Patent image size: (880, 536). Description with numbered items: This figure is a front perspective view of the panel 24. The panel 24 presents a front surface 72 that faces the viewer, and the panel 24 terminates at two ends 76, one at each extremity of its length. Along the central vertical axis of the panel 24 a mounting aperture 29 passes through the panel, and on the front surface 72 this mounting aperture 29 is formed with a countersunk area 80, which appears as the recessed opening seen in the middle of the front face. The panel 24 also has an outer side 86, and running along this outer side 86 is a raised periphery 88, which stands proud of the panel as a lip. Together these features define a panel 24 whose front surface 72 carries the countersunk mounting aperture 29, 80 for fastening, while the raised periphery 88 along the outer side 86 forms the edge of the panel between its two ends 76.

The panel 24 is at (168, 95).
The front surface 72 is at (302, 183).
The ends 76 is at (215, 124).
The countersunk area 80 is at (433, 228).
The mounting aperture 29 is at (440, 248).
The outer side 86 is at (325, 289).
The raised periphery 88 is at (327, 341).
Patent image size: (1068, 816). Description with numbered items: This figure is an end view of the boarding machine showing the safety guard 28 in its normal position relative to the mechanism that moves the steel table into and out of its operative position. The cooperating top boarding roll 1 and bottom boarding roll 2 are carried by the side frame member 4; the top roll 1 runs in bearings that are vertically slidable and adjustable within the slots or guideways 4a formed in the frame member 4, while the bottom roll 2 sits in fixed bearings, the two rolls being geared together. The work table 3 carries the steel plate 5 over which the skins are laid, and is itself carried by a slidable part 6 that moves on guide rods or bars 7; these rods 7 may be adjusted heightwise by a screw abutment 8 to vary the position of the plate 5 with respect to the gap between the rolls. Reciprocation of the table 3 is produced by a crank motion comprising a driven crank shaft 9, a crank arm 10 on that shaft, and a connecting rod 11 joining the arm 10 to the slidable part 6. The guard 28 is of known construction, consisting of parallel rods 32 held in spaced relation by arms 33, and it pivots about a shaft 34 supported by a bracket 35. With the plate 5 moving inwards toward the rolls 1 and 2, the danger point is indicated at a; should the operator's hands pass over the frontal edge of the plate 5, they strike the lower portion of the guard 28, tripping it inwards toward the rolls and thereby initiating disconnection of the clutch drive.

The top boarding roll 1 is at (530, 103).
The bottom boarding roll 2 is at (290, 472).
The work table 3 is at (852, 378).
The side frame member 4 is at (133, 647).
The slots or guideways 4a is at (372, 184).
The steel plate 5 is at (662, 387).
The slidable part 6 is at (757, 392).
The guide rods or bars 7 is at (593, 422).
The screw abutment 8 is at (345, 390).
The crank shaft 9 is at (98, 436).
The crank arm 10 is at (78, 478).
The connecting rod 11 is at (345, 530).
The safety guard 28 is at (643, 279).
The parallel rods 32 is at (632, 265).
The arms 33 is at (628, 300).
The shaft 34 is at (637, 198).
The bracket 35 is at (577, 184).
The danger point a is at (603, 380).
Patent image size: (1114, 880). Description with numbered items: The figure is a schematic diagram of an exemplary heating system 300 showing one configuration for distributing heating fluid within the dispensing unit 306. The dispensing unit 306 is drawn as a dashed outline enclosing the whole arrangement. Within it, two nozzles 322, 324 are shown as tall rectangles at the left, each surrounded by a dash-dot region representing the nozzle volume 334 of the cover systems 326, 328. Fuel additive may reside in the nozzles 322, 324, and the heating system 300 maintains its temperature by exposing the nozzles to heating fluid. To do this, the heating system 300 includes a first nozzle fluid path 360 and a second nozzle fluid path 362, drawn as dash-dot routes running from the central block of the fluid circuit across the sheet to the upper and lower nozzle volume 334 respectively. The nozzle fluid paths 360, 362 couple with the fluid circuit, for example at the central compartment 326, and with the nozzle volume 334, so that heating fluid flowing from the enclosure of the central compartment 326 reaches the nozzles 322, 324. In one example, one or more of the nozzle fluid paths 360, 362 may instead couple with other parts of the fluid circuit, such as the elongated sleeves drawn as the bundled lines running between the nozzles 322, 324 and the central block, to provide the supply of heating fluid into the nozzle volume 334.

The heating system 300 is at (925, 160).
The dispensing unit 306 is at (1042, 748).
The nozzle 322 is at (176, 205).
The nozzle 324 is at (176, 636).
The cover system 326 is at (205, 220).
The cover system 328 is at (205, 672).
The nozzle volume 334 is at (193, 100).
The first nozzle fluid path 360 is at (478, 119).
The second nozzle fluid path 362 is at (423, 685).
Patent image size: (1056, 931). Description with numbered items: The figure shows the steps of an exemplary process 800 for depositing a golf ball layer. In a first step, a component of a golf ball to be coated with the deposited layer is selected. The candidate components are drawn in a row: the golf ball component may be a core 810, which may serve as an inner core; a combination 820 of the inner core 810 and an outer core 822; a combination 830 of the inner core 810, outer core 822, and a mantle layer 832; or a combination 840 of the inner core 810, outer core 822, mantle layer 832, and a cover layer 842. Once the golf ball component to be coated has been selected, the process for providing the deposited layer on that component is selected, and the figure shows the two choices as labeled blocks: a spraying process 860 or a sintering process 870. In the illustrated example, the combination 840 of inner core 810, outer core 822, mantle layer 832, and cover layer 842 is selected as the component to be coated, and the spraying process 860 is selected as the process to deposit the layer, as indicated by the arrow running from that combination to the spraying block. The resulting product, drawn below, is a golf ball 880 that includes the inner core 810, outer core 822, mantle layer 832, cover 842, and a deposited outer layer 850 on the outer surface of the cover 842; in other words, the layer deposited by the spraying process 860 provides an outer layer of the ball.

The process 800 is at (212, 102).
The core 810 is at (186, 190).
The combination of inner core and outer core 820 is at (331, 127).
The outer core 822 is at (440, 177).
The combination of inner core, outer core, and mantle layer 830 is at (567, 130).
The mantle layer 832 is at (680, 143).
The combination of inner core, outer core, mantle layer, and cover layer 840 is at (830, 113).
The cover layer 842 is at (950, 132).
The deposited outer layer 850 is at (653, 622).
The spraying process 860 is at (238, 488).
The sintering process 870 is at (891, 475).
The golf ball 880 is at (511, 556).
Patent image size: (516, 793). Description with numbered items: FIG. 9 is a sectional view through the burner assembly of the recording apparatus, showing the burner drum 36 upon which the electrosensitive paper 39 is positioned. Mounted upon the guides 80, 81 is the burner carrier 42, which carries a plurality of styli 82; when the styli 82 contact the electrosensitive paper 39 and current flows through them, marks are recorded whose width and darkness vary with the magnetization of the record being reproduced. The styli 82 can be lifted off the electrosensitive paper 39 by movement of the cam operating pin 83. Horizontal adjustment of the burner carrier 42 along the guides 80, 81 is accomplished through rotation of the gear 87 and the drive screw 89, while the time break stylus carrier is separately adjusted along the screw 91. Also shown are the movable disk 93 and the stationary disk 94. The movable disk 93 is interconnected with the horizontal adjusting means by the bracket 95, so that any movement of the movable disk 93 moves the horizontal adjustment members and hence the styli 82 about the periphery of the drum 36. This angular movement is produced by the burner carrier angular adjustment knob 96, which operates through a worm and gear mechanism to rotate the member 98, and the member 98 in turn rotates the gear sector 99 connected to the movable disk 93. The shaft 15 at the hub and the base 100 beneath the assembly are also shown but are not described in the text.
--
◆ **DIRECTIVE**: Collect each line of the listing above that contains the string "ends".

◆ **REPLY**:
Patent image size: (880, 536). Description with numbered items: This figure is a front perspective view of the panel 24. The panel 24 presents a front surface 72 that faces the viewer, and the panel 24 terminates at two ends 76, one at each extremity of its length. Along the central vertical axis of the panel 24 a mounting aperture 29 passes through the panel, and on the front surface 72 this mounting aperture 29 is formed with a countersunk area 80, which appears as the recessed opening seen in the middle of the front face. The panel 24 also has an outer side 86, and running along this outer side 86 is a raised periphery 88, which stands proud of the panel as a lip. Together these features define a panel 24 whose front surface 72 carries the countersunk mounting aperture 29, 80 for fastening, while the raised periphery 88 along the outer side 86 forms the edge of the panel between its two ends 76.
The ends 76 is at (215, 124).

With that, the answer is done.